▶ TASK TO COMPLETE: From the Nagqu text below, set down word for word the passage starting with "Coordinates: Coordinates: 31°28′34″N" and going on through "UTC+8 (China Standard)".

Nagqu

Nagqu
那曲市
ནག་ཆུ་གྲོང་ཁྱེར།
Prefecture-level city
Nagqu

Nagqu (orange) in Tibet Autonomous Region (light-orange)
Coordinates: Coordinates: 31°28′34″N 92°03′05″E / 31.4761110289°N 92.0513207015°E / 31.4761110289; 92.0513207015
Country People's Republic of China
Province Tibet
County-level divisions a district and 10 counties
City seat Seni District
Area
  Total 450,537 km2 (173,953 sq mi)
Population (2010)[1]
  Total 462,381
  Density 1.0/km2 (2.7/sq mi)
Time zone UTC+8 (China Standard)
ISO 3166 code CN-XZ-06
Website www.xznq.gov.cn
Nagqu
Chinese name
Chinese 那曲
Hanyu Pinyin Nàqū
Alternative Chinese name
Chinese 黑河
Hanyu Pinyin Hēihé
Tibetan name
Tibetan ནག་ཆུ།

Nagqu (also Naqu or Nagchu; Tibetan: ནག་ཆུ།, Wylie: Nag-chu ; Chinese: 那曲; literally: "black river") is a prefecture-level city in the Chinese Autonomous region of Tibet. The former Nagqu Prefecture ceased to be as a separted prefecture, the prefecture-level city of Nagqu was approved to establish by the State Council on October 2, 2017[2][3][4] and officially established on May 7, 2018.[5] Nagqu is the sixth prefecture-level city in Tibet after Lhasa, Shigatse, Chamdo, Nyingchi and Shannan, and it is also the prefecture-level city with the highest altitude.[2]

The prefecture-level city of Nagqu is located in the northeast of Tibet, it is bordered by Bayingolin and Hotan Prefectures of Xinjiang to the north, Haixi, Yushu Prefectures of Qinghai and Chamdo to the east, Nyingchi, Lhasa and Shigatse to the south, Ngari Prefecture to the west. it covers an area of 450,537 km2 (173,953 sq mi) with a population of 462,381 (as of 2010 census[1]).

▶ DATA EXCERPT:

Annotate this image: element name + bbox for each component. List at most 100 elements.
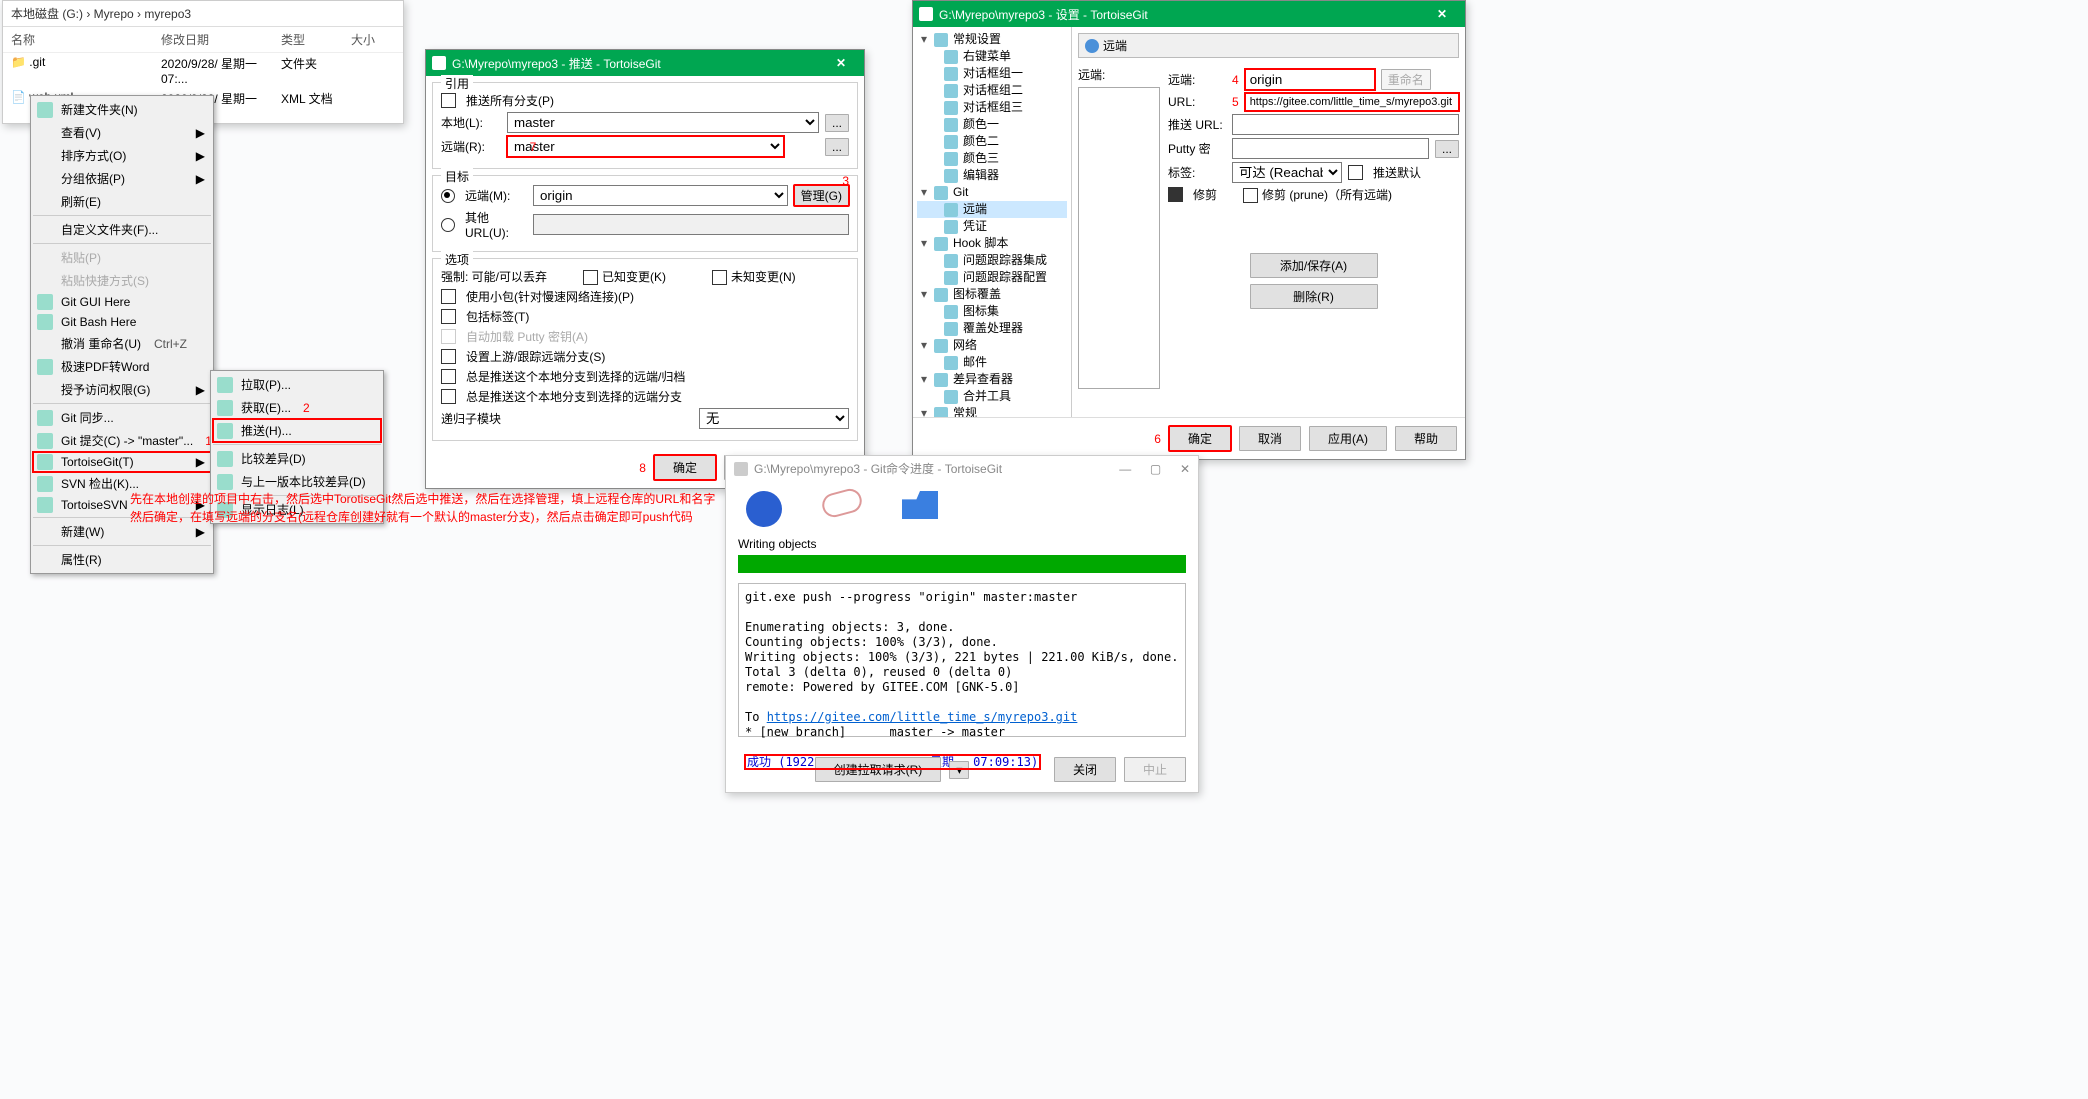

▶ WRITTEN RESPONSE:
Coordinates: Coordinates: 31°28′34″N 92°03′05″E / 31.4761110289°N 92.0513207015°E / 31.4761110289; 92.0513207015
Country People's Republic of China
Province Tibet
County-level divisions a district and 10 counties
City seat Seni District
Area
  Total 450,537 km2 (173,953 sq mi)
Population (2010)[1]
  Total 462,381
  Density 1.0/km2 (2.7/sq mi)
Time zone UTC+8 (China Standard)